▶ Task objective:
Identify all lines in the listing that include the word "from", and copy them out.
___ Available records
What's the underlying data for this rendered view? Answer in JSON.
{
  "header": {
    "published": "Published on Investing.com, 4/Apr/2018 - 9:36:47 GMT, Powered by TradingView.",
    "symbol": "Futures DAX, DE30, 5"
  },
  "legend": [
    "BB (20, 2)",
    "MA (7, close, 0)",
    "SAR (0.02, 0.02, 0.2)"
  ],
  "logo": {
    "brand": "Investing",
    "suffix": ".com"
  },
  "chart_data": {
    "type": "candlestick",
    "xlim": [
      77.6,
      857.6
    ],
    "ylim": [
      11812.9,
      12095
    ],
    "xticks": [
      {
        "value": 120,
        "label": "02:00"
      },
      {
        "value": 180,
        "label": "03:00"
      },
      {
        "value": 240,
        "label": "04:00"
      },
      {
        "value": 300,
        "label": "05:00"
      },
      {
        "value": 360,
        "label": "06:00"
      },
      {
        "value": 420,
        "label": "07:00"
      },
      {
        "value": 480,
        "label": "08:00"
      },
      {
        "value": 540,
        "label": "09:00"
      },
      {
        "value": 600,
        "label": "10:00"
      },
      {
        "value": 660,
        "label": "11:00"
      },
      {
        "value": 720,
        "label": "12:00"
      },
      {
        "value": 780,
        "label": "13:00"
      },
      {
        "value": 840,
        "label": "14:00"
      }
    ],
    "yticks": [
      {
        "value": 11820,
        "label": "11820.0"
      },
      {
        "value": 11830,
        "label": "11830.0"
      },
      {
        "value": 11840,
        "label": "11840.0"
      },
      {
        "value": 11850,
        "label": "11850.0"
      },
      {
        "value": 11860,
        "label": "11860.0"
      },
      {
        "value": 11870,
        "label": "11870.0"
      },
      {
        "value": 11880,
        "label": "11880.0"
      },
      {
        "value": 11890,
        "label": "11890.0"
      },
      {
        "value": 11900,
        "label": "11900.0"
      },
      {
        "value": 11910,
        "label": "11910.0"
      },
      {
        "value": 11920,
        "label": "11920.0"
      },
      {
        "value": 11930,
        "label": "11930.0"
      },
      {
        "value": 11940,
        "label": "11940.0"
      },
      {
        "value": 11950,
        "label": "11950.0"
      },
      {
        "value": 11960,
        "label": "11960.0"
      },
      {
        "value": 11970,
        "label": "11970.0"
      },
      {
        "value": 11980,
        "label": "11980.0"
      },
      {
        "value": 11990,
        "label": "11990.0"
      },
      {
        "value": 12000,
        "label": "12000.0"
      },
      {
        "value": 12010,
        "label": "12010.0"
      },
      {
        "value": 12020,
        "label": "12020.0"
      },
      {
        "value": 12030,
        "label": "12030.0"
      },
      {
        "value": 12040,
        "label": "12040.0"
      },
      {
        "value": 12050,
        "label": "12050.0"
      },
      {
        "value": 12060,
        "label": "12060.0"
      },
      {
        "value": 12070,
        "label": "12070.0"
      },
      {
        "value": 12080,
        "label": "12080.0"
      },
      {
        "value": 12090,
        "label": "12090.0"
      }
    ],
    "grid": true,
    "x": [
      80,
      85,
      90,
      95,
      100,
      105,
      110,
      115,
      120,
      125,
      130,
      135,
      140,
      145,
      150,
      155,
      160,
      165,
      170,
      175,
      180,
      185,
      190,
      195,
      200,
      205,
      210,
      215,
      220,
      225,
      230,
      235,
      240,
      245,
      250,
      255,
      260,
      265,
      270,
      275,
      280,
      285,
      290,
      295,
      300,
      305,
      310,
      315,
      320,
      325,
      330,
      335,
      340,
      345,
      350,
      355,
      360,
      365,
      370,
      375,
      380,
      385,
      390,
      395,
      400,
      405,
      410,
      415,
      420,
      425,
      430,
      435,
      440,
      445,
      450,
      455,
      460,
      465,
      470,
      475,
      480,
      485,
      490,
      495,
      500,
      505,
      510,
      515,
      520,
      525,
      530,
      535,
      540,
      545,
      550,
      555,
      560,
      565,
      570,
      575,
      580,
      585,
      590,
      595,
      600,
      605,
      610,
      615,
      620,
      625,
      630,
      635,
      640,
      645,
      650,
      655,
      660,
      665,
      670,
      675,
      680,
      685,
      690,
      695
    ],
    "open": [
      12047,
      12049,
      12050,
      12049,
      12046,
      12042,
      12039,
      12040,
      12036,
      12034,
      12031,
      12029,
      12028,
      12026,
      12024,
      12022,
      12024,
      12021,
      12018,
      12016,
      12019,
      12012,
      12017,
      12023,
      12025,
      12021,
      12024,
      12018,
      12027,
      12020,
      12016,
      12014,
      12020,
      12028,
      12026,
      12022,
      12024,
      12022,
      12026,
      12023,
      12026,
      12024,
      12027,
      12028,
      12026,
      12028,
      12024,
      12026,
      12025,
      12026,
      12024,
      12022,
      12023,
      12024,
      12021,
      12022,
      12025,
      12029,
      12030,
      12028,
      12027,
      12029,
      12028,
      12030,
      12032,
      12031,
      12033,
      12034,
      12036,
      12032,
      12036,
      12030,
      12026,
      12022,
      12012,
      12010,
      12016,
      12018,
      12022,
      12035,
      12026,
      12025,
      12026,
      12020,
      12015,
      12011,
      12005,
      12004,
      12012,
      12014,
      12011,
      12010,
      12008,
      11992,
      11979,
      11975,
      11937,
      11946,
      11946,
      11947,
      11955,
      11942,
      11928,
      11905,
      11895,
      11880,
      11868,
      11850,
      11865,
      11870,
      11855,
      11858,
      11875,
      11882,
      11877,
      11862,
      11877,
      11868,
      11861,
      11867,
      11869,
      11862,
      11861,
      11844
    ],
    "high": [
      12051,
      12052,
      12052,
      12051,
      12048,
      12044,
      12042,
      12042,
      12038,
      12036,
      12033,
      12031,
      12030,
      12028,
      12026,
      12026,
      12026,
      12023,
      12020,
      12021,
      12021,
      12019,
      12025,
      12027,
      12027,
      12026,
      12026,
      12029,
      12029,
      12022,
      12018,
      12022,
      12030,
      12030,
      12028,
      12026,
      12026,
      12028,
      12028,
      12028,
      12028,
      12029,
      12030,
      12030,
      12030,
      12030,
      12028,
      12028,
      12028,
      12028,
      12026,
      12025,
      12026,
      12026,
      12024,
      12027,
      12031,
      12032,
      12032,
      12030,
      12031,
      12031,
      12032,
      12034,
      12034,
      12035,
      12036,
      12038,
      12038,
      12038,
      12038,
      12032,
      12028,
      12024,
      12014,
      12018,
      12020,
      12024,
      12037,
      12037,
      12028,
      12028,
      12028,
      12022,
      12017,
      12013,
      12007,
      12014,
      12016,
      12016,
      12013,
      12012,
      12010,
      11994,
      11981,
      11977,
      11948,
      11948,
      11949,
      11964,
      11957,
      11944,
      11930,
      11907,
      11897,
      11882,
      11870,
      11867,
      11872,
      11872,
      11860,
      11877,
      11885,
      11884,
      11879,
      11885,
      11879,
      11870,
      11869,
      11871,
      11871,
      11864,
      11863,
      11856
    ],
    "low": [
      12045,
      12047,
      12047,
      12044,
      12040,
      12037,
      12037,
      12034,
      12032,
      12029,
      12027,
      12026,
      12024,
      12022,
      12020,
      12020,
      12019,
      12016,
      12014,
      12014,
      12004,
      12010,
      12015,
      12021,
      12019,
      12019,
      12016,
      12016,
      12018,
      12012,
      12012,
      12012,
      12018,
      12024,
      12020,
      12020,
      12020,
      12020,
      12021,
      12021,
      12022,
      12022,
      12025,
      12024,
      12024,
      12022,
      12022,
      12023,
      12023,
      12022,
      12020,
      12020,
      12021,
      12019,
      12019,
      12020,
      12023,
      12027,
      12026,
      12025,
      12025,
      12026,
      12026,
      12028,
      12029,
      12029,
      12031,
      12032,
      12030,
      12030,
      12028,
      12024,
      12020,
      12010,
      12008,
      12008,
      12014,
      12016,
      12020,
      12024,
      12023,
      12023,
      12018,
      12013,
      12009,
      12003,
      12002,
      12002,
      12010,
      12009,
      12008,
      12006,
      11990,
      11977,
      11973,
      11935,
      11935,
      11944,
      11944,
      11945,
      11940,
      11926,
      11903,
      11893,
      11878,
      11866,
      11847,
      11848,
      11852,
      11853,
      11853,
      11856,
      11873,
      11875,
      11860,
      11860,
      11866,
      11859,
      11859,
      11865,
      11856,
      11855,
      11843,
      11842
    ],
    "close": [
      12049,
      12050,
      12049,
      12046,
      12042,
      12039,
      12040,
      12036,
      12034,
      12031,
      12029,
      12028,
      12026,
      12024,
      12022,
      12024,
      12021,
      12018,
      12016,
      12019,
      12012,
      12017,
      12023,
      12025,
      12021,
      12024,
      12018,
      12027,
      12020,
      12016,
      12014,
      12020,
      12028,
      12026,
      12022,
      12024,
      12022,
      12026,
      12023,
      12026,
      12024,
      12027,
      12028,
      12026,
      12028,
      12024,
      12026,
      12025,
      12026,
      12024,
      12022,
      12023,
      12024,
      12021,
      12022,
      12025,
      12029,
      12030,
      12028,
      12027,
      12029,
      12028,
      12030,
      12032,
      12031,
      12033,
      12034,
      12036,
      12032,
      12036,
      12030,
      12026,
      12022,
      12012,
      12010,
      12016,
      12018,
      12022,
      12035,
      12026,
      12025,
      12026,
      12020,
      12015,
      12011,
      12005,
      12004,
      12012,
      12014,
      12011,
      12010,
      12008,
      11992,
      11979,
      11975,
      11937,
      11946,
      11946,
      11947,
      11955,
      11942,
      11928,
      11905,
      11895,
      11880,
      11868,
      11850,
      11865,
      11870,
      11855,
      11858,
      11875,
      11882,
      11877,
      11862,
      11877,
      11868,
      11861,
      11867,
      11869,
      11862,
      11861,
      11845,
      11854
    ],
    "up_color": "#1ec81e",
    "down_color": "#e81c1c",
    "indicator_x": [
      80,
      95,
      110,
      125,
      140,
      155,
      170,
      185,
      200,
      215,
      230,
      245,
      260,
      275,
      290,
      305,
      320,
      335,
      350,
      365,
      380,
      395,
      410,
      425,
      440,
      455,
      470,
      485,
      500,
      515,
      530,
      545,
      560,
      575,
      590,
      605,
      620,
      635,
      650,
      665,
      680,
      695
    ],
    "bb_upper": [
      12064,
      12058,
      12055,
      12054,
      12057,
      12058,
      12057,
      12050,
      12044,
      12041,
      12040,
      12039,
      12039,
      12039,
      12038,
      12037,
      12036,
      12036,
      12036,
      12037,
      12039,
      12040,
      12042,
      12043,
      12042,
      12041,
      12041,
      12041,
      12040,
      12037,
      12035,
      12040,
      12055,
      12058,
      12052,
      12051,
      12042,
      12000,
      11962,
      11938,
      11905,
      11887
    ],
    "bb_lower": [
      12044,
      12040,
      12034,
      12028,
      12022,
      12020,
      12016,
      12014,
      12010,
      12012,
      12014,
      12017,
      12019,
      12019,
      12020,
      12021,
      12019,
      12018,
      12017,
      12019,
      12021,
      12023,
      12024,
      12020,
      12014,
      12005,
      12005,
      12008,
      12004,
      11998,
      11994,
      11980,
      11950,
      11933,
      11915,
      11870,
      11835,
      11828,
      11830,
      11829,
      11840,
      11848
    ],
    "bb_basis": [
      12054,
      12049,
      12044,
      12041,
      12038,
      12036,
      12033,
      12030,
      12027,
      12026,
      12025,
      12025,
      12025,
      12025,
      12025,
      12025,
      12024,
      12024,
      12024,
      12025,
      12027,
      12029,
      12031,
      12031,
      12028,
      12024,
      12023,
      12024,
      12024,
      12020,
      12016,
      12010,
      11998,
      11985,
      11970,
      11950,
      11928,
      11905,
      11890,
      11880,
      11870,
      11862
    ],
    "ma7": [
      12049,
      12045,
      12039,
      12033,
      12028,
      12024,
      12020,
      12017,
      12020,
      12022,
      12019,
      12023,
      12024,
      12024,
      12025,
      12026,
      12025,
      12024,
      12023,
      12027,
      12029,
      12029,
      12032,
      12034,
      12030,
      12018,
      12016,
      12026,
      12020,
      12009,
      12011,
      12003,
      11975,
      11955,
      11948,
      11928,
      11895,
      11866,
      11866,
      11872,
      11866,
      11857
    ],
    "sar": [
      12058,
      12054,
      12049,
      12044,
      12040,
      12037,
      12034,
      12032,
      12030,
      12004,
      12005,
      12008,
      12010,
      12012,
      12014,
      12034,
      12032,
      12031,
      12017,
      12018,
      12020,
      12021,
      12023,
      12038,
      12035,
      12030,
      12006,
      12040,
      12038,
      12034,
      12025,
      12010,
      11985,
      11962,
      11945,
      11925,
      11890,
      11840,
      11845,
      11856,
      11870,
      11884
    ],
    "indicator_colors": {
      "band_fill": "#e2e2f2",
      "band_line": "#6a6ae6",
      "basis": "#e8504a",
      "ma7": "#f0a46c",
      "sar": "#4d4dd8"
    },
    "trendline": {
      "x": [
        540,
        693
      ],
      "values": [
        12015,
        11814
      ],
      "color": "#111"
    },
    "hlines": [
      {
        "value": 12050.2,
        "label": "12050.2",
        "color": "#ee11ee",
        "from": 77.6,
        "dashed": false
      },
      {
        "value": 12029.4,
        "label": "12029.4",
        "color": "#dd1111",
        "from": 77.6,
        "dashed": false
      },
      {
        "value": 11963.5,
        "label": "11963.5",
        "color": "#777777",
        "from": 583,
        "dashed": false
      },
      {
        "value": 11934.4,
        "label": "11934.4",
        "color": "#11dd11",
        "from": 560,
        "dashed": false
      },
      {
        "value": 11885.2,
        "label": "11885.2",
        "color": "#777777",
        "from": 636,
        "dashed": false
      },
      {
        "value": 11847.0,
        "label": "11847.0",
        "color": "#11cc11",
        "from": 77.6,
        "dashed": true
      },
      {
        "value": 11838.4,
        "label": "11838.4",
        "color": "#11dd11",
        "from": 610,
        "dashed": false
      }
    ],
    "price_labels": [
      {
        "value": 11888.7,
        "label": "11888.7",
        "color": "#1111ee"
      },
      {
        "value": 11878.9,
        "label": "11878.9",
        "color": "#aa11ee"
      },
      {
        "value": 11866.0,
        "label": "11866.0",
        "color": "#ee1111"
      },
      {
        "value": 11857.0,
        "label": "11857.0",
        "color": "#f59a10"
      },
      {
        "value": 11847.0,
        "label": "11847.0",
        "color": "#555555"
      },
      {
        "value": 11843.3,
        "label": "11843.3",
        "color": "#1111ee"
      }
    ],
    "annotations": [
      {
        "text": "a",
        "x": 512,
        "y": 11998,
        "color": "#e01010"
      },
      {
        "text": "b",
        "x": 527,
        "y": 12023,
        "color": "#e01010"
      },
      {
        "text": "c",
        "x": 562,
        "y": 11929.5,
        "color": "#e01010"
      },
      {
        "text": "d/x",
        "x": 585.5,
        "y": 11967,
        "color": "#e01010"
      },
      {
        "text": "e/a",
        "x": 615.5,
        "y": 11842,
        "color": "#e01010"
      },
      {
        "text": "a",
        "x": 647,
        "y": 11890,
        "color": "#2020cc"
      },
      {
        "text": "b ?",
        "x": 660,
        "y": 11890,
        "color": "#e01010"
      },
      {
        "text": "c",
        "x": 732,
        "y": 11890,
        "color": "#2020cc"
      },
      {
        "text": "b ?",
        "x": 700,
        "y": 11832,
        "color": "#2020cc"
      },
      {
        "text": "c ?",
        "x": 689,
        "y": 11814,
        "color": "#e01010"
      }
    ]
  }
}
______
▶ Correct output:
        "from": 77.6,
        "from": 77.6,
        "from": 583,
        "from": 560,
        "from": 636,
        "from": 77.6,
        "from": 610,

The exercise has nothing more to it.